• [DATA SUPPLIED]
:::::

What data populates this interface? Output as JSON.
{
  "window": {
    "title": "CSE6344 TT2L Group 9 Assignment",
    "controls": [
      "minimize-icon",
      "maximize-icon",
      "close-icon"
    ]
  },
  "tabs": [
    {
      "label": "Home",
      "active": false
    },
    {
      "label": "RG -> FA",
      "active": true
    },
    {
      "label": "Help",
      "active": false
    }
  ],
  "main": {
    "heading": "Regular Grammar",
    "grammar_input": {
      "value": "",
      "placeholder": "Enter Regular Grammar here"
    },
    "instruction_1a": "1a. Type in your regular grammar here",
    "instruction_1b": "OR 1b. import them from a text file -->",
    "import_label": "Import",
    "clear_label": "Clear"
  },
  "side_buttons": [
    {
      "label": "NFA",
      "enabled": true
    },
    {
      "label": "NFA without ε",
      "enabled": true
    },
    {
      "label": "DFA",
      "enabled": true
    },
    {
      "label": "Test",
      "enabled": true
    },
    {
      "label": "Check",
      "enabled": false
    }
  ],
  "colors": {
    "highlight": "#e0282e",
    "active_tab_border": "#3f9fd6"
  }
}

:::::

• [BRIEF]
Within the data above, pick out all lines holding the word "icon".

• [RESPONSE]
      "minimize-icon",
      "maximize-icon",
      "close-icon"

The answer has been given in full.